-- begin Recorded data --
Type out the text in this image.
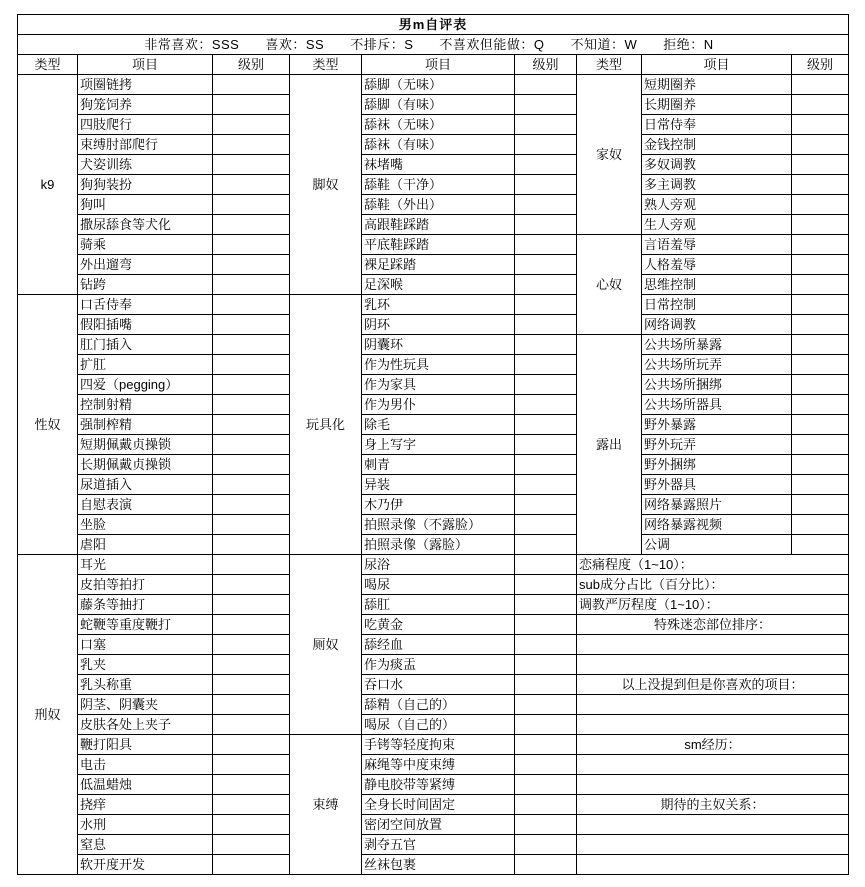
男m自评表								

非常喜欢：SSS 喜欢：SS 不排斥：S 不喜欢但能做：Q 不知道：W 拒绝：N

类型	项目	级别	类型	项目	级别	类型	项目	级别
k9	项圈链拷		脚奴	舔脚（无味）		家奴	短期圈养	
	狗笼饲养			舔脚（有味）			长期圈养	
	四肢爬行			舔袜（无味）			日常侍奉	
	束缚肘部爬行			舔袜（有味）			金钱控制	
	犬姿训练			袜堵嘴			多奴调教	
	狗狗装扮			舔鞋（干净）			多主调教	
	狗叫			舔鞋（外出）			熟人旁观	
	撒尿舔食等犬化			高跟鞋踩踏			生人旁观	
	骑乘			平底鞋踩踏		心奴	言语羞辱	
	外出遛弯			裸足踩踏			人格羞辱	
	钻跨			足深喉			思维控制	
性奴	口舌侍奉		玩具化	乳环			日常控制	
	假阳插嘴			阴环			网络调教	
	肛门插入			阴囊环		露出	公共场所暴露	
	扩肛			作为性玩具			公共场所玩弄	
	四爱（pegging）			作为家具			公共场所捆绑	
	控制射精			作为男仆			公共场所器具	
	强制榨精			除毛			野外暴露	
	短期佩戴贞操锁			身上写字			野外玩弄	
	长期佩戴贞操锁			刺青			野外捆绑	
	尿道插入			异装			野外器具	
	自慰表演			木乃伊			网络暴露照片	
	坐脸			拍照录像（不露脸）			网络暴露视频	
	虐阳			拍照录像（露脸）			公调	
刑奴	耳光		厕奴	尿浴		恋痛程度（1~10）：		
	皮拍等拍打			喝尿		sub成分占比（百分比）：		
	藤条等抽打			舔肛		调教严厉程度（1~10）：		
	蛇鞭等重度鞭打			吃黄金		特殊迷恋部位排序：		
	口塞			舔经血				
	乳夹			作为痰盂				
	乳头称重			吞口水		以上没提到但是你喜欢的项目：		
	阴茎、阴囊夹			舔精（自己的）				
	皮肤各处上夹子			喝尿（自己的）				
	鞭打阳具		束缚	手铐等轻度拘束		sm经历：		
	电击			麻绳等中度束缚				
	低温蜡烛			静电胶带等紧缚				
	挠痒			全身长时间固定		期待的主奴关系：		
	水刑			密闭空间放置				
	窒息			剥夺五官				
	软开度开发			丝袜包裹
-- end Recorded data --
What needs to be done -
Images in the data above are to be skipped. Retype all other material exactly.

Response -
Type out the text in this image.
男m自评表								

非常喜欢：SSS 喜欢：SS 不排斥：S 不喜欢但能做：Q 不知道：W 拒绝：N

类型	项目	级别	类型	项目	级别	类型	项目	级别
k9	项圈链拷		脚奴	舔脚（无味）		家奴	短期圈养	
	狗笼饲养			舔脚（有味）			长期圈养	
	四肢爬行			舔袜（无味）			日常侍奉	
	束缚肘部爬行			舔袜（有味）			金钱控制	
	犬姿训练			袜堵嘴			多奴调教	
	狗狗装扮			舔鞋（干净）			多主调教	
	狗叫			舔鞋（外出）			熟人旁观	
	撒尿舔食等犬化			高跟鞋踩踏			生人旁观	
	骑乘			平底鞋踩踏		心奴	言语羞辱	
	外出遛弯			裸足踩踏			人格羞辱	
	钻跨			足深喉			思维控制	
性奴	口舌侍奉		玩具化	乳环			日常控制	
	假阳插嘴			阴环			网络调教	
	肛门插入			阴囊环		露出	公共场所暴露	
	扩肛			作为性玩具			公共场所玩弄	
	四爱（pegging）			作为家具			公共场所捆绑	
	控制射精			作为男仆			公共场所器具	
	强制榨精			除毛			野外暴露	
	短期佩戴贞操锁			身上写字			野外玩弄	
	长期佩戴贞操锁			刺青			野外捆绑	
	尿道插入			异装			野外器具	
	自慰表演			木乃伊			网络暴露照片	
	坐脸			拍照录像（不露脸）			网络暴露视频	
	虐阳			拍照录像（露脸）			公调	
刑奴	耳光		厕奴	尿浴		恋痛程度（1~10）：		
	皮拍等拍打			喝尿		sub成分占比（百分比）：		
	藤条等抽打			舔肛		调教严厉程度（1~10）：		
	蛇鞭等重度鞭打			吃黄金		特殊迷恋部位排序：		
	口塞			舔经血				
	乳夹			作为痰盂				
	乳头称重			吞口水		以上没提到但是你喜欢的项目：		
	阴茎、阴囊夹			舔精（自己的）				
	皮肤各处上夹子			喝尿（自己的）				
	鞭打阳具		束缚	手铐等轻度拘束		sm经历：		
	电击			麻绳等中度束缚				
	低温蜡烛			静电胶带等紧缚				
	挠痒			全身长时间固定		期待的主奴关系：		
	水刑			密闭空间放置				
	窒息			剥夺五官				
	软开度开发			丝袜包裹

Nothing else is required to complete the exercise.